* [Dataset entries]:
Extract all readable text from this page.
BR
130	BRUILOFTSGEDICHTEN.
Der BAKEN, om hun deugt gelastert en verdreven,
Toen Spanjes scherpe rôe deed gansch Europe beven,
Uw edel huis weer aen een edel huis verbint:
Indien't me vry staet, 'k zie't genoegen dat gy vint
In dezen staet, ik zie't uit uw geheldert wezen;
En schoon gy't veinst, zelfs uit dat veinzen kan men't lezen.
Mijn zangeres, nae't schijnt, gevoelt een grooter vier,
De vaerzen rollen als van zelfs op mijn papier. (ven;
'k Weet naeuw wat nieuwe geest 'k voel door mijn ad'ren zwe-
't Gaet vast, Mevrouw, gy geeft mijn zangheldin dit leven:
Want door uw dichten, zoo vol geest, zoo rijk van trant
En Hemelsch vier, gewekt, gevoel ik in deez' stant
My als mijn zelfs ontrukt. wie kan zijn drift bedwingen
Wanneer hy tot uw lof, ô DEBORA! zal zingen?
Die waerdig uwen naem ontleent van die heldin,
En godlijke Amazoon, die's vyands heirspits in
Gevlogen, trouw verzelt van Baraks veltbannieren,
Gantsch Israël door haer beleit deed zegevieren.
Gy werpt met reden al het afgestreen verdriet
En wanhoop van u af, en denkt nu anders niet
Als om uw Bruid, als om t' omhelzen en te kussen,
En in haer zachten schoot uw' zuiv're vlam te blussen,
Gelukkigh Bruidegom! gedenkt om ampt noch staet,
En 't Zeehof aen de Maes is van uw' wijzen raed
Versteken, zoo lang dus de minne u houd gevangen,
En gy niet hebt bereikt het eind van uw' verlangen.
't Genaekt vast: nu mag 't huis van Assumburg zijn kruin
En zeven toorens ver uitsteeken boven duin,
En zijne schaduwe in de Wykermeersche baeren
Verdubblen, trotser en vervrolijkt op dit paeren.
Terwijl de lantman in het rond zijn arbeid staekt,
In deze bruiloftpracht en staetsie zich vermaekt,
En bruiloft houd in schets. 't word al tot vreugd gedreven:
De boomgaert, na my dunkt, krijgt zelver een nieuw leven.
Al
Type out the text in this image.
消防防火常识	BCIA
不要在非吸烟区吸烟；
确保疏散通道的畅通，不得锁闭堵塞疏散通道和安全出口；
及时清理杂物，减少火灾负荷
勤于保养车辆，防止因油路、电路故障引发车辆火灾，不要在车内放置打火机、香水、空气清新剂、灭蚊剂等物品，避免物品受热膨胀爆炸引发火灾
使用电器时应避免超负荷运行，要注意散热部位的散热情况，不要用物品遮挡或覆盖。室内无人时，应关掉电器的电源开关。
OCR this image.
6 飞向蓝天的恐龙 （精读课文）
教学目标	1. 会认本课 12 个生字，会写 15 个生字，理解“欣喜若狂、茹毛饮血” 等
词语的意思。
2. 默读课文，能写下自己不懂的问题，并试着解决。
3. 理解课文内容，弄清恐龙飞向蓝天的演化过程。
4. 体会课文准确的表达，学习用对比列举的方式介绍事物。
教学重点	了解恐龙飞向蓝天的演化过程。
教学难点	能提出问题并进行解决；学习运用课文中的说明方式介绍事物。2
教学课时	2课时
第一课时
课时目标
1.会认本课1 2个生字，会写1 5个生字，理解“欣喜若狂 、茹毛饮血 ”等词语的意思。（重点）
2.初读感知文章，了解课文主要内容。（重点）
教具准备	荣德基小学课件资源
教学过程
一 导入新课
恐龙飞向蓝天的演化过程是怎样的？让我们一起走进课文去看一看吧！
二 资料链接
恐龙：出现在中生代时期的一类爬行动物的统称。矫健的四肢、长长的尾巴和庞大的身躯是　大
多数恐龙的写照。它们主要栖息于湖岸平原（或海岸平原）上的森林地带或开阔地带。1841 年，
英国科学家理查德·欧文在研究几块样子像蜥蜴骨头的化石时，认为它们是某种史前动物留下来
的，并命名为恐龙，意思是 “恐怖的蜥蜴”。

* [Stated problem]:
Quote the whole listing above, leaving nothing out.

* [Problem solution]:
Extract all readable text from this page.
BR
130	BRUILOFTSGEDICHTEN.
Der BAKEN, om hun deugt gelastert en verdreven,
Toen Spanjes scherpe rôe deed gansch Europe beven,
Uw edel huis weer aen een edel huis verbint:
Indien't me vry staet, 'k zie't genoegen dat gy vint
In dezen staet, ik zie't uit uw geheldert wezen;
En schoon gy't veinst, zelfs uit dat veinzen kan men't lezen.
Mijn zangeres, nae't schijnt, gevoelt een grooter vier,
De vaerzen rollen als van zelfs op mijn papier. (ven;
'k Weet naeuw wat nieuwe geest 'k voel door mijn ad'ren zwe-
't Gaet vast, Mevrouw, gy geeft mijn zangheldin dit leven:
Want door uw dichten, zoo vol geest, zoo rijk van trant
En Hemelsch vier, gewekt, gevoel ik in deez' stant
My als mijn zelfs ontrukt. wie kan zijn drift bedwingen
Wanneer hy tot uw lof, ô DEBORA! zal zingen?
Die waerdig uwen naem ontleent van die heldin,
En godlijke Amazoon, die's vyands heirspits in
Gevlogen, trouw verzelt van Baraks veltbannieren,
Gantsch Israël door haer beleit deed zegevieren.
Gy werpt met reden al het afgestreen verdriet
En wanhoop van u af, en denkt nu anders niet
Als om uw Bruid, als om t' omhelzen en te kussen,
En in haer zachten schoot uw' zuiv're vlam te blussen,
Gelukkigh Bruidegom! gedenkt om ampt noch staet,
En 't Zeehof aen de Maes is van uw' wijzen raed
Versteken, zoo lang dus de minne u houd gevangen,
En gy niet hebt bereikt het eind van uw' verlangen.
't Genaekt vast: nu mag 't huis van Assumburg zijn kruin
En zeven toorens ver uitsteeken boven duin,
En zijne schaduwe in de Wykermeersche baeren
Verdubblen, trotser en vervrolijkt op dit paeren.
Terwijl de lantman in het rond zijn arbeid staekt,
In deze bruiloftpracht en staetsie zich vermaekt,
En bruiloft houd in schets. 't word al tot vreugd gedreven:
De boomgaert, na my dunkt, krijgt zelver een nieuw leven.
Al
Type out the text in this image.
消防防火常识	BCIA
不要在非吸烟区吸烟；
确保疏散通道的畅通，不得锁闭堵塞疏散通道和安全出口；
及时清理杂物，减少火灾负荷
勤于保养车辆，防止因油路、电路故障引发车辆火灾，不要在车内放置打火机、香水、空气清新剂、灭蚊剂等物品，避免物品受热膨胀爆炸引发火灾
使用电器时应避免超负荷运行，要注意散热部位的散热情况，不要用物品遮挡或覆盖。室内无人时，应关掉电器的电源开关。
OCR this image.
6 飞向蓝天的恐龙 （精读课文）
教学目标	1. 会认本课 12 个生字，会写 15 个生字，理解“欣喜若狂、茹毛饮血” 等
词语的意思。
2. 默读课文，能写下自己不懂的问题，并试着解决。
3. 理解课文内容，弄清恐龙飞向蓝天的演化过程。
4. 体会课文准确的表达，学习用对比列举的方式介绍事物。
教学重点	了解恐龙飞向蓝天的演化过程。
教学难点	能提出问题并进行解决；学习运用课文中的说明方式介绍事物。2
教学课时	2课时
第一课时
课时目标
1.会认本课1 2个生字，会写1 5个生字，理解“欣喜若狂 、茹毛饮血 ”等词语的意思。（重点）
2.初读感知文章，了解课文主要内容。（重点）
教具准备	荣德基小学课件资源
教学过程
一 导入新课
恐龙飞向蓝天的演化过程是怎样的？让我们一起走进课文去看一看吧！
二 资料链接
恐龙：出现在中生代时期的一类爬行动物的统称。矫健的四肢、长长的尾巴和庞大的身躯是　大
多数恐龙的写照。它们主要栖息于湖岸平原（或海岸平原）上的森林地带或开阔地带。1841 年，
英国科学家理查德·欧文在研究几块样子像蜥蜴骨头的化石时，认为它们是某种史前动物留下来
的，并命名为恐龙，意思是 “恐怖的蜥蜴”。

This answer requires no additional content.